## Exercise directions
Copy the lines below as they are; omit the images they contain.

-- Data to process start --

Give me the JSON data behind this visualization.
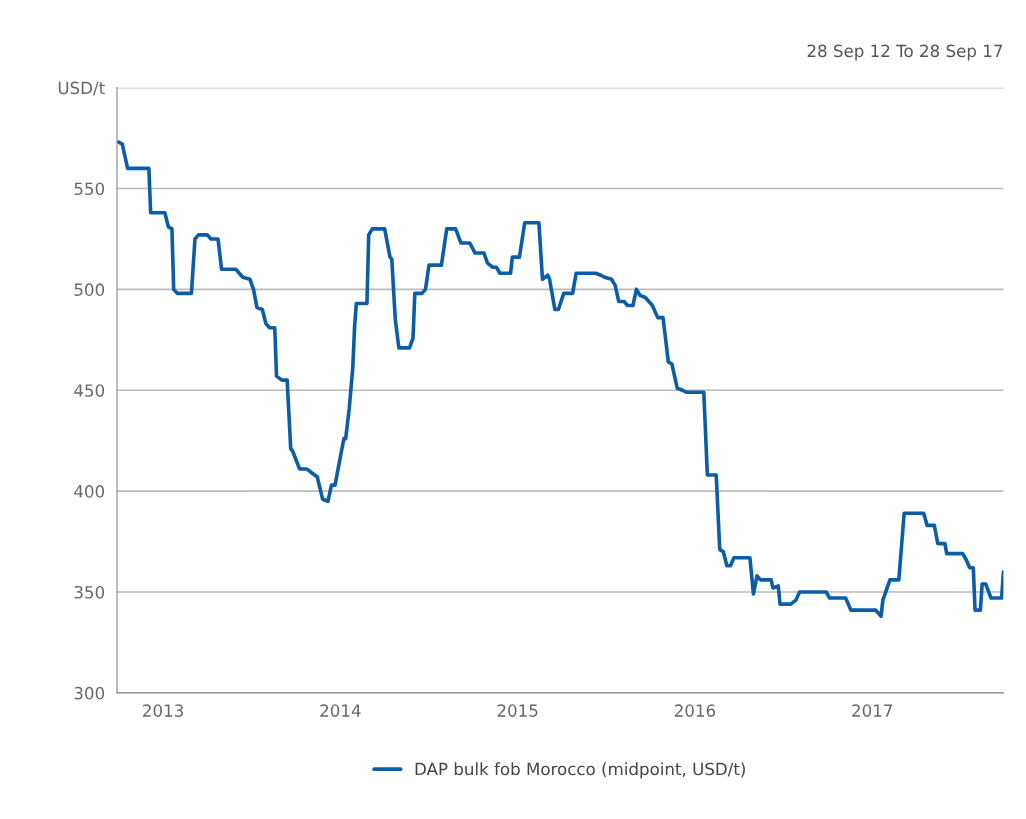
{
  "chart_data": {
    "type": "line",
    "subtitle": "28 Sep 12 To 28 Sep 17",
    "x": [
      2012.75,
      2012.77,
      2012.8,
      2012.92,
      2012.93,
      2013.01,
      2013.03,
      2013.05,
      2013.06,
      2013.08,
      2013.16,
      2013.18,
      2013.2,
      2013.25,
      2013.27,
      2013.31,
      2013.33,
      2013.41,
      2013.45,
      2013.49,
      2013.51,
      2013.53,
      2013.56,
      2013.58,
      2013.6,
      2013.63,
      2013.64,
      2013.67,
      2013.7,
      2013.72,
      2013.73,
      2013.77,
      2013.81,
      2013.84,
      2013.87,
      2013.9,
      2013.93,
      2013.95,
      2013.97,
      2014.0,
      2014.02,
      2014.03,
      2014.05,
      2014.07,
      2014.08,
      2014.09,
      2014.15,
      2014.16,
      2014.18,
      2014.25,
      2014.28,
      2014.29,
      2014.31,
      2014.33,
      2014.39,
      2014.41,
      2014.42,
      2014.46,
      2014.48,
      2014.5,
      2014.57,
      2014.6,
      2014.65,
      2014.68,
      2014.73,
      2014.76,
      2014.81,
      2014.83,
      2014.86,
      2014.88,
      2014.9,
      2014.96,
      2014.97,
      2015.01,
      2015.04,
      2015.12,
      2015.14,
      2015.17,
      2015.18,
      2015.21,
      2015.23,
      2015.26,
      2015.31,
      2015.33,
      2015.44,
      2015.47,
      2015.49,
      2015.53,
      2015.55,
      2015.57,
      2015.6,
      2015.62,
      2015.65,
      2015.67,
      2015.69,
      2015.72,
      2015.76,
      2015.79,
      2015.82,
      2015.85,
      2015.87,
      2015.9,
      2015.93,
      2015.95,
      2016.05,
      2016.07,
      2016.12,
      2016.14,
      2016.16,
      2016.18,
      2016.2,
      2016.22,
      2016.31,
      2016.33,
      2016.35,
      2016.37,
      2016.43,
      2016.44,
      2016.47,
      2016.48,
      2016.54,
      2016.57,
      2016.59,
      2016.74,
      2016.76,
      2016.85,
      2016.88,
      2017.02,
      2017.05,
      2017.06,
      2017.1,
      2017.15,
      2017.18,
      2017.29,
      2017.31,
      2017.35,
      2017.37,
      2017.41,
      2017.42,
      2017.51,
      2017.53,
      2017.55,
      2017.57,
      2017.58,
      2017.61,
      2017.62,
      2017.64,
      2017.67,
      2017.73,
      2017.74
    ],
    "series": [
      {
        "name": "DAP bulk fob Morocco (midpoint, USD/t)",
        "color": "#0a5ea8",
        "values": [
          573,
          572,
          560,
          560,
          538,
          538,
          531,
          530,
          500,
          498,
          498,
          525,
          527,
          527,
          525,
          525,
          510,
          510,
          506,
          505,
          500,
          491,
          490,
          483,
          481,
          481,
          457,
          455,
          455,
          421,
          420,
          411,
          411,
          409,
          407,
          396,
          395,
          403,
          403,
          417,
          426,
          426,
          441,
          461,
          481,
          493,
          493,
          527,
          530,
          530,
          516,
          515,
          485,
          471,
          471,
          476,
          498,
          498,
          500,
          512,
          512,
          530,
          530,
          523,
          523,
          518,
          518,
          513,
          511,
          511,
          508,
          508,
          516,
          516,
          533,
          533,
          505,
          507,
          505,
          490,
          490,
          498,
          498,
          508,
          508,
          507,
          506,
          505,
          502,
          494,
          494,
          492,
          492,
          500,
          497,
          496,
          492,
          486,
          486,
          464,
          463,
          451,
          450,
          449,
          449,
          408,
          408,
          371,
          370,
          363,
          363,
          367,
          367,
          349,
          358,
          356,
          356,
          352,
          353,
          344,
          344,
          346,
          350,
          350,
          347,
          347,
          341,
          341,
          338,
          346,
          356,
          356,
          389,
          389,
          383,
          383,
          374,
          374,
          369,
          369,
          366,
          362,
          362,
          341,
          341,
          354,
          354,
          347,
          347,
          360
        ]
      }
    ],
    "xlim": [
      2012.74,
      2017.74
    ],
    "xticks": [
      2013,
      2014,
      2015,
      2016,
      2017
    ],
    "ylim": [
      300,
      600
    ],
    "yticks": [
      300,
      350,
      400,
      450,
      500,
      550,
      {
        "value": 600,
        "label": "USD/t"
      }
    ],
    "grid": "y",
    "legend": "bottom",
    "marker": "none",
    "line_style": "solid"
  }
}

-- Data to process end --

## Task output
Give me the JSON data behind this visualization.
{
  "chart_data": {
    "type": "line",
    "subtitle": "28 Sep 12 To 28 Sep 17",
    "x": [
      2012.75,
      2012.77,
      2012.8,
      2012.92,
      2012.93,
      2013.01,
      2013.03,
      2013.05,
      2013.06,
      2013.08,
      2013.16,
      2013.18,
      2013.2,
      2013.25,
      2013.27,
      2013.31,
      2013.33,
      2013.41,
      2013.45,
      2013.49,
      2013.51,
      2013.53,
      2013.56,
      2013.58,
      2013.6,
      2013.63,
      2013.64,
      2013.67,
      2013.7,
      2013.72,
      2013.73,
      2013.77,
      2013.81,
      2013.84,
      2013.87,
      2013.9,
      2013.93,
      2013.95,
      2013.97,
      2014.0,
      2014.02,
      2014.03,
      2014.05,
      2014.07,
      2014.08,
      2014.09,
      2014.15,
      2014.16,
      2014.18,
      2014.25,
      2014.28,
      2014.29,
      2014.31,
      2014.33,
      2014.39,
      2014.41,
      2014.42,
      2014.46,
      2014.48,
      2014.5,
      2014.57,
      2014.6,
      2014.65,
      2014.68,
      2014.73,
      2014.76,
      2014.81,
      2014.83,
      2014.86,
      2014.88,
      2014.9,
      2014.96,
      2014.97,
      2015.01,
      2015.04,
      2015.12,
      2015.14,
      2015.17,
      2015.18,
      2015.21,
      2015.23,
      2015.26,
      2015.31,
      2015.33,
      2015.44,
      2015.47,
      2015.49,
      2015.53,
      2015.55,
      2015.57,
      2015.6,
      2015.62,
      2015.65,
      2015.67,
      2015.69,
      2015.72,
      2015.76,
      2015.79,
      2015.82,
      2015.85,
      2015.87,
      2015.9,
      2015.93,
      2015.95,
      2016.05,
      2016.07,
      2016.12,
      2016.14,
      2016.16,
      2016.18,
      2016.2,
      2016.22,
      2016.31,
      2016.33,
      2016.35,
      2016.37,
      2016.43,
      2016.44,
      2016.47,
      2016.48,
      2016.54,
      2016.57,
      2016.59,
      2016.74,
      2016.76,
      2016.85,
      2016.88,
      2017.02,
      2017.05,
      2017.06,
      2017.1,
      2017.15,
      2017.18,
      2017.29,
      2017.31,
      2017.35,
      2017.37,
      2017.41,
      2017.42,
      2017.51,
      2017.53,
      2017.55,
      2017.57,
      2017.58,
      2017.61,
      2017.62,
      2017.64,
      2017.67,
      2017.73,
      2017.74
    ],
    "series": [
      {
        "name": "DAP bulk fob Morocco (midpoint, USD/t)",
        "color": "#0a5ea8",
        "values": [
          573,
          572,
          560,
          560,
          538,
          538,
          531,
          530,
          500,
          498,
          498,
          525,
          527,
          527,
          525,
          525,
          510,
          510,
          506,
          505,
          500,
          491,
          490,
          483,
          481,
          481,
          457,
          455,
          455,
          421,
          420,
          411,
          411,
          409,
          407,
          396,
          395,
          403,
          403,
          417,
          426,
          426,
          441,
          461,
          481,
          493,
          493,
          527,
          530,
          530,
          516,
          515,
          485,
          471,
          471,
          476,
          498,
          498,
          500,
          512,
          512,
          530,
          530,
          523,
          523,
          518,
          518,
          513,
          511,
          511,
          508,
          508,
          516,
          516,
          533,
          533,
          505,
          507,
          505,
          490,
          490,
          498,
          498,
          508,
          508,
          507,
          506,
          505,
          502,
          494,
          494,
          492,
          492,
          500,
          497,
          496,
          492,
          486,
          486,
          464,
          463,
          451,
          450,
          449,
          449,
          408,
          408,
          371,
          370,
          363,
          363,
          367,
          367,
          349,
          358,
          356,
          356,
          352,
          353,
          344,
          344,
          346,
          350,
          350,
          347,
          347,
          341,
          341,
          338,
          346,
          356,
          356,
          389,
          389,
          383,
          383,
          374,
          374,
          369,
          369,
          366,
          362,
          362,
          341,
          341,
          354,
          354,
          347,
          347,
          360
        ]
      }
    ],
    "xlim": [
      2012.74,
      2017.74
    ],
    "xticks": [
      2013,
      2014,
      2015,
      2016,
      2017
    ],
    "ylim": [
      300,
      600
    ],
    "yticks": [
      300,
      350,
      400,
      450,
      500,
      550,
      {
        "value": 600,
        "label": "USD/t"
      }
    ],
    "grid": "y",
    "legend": "bottom",
    "marker": "none",
    "line_style": "solid"
  }
}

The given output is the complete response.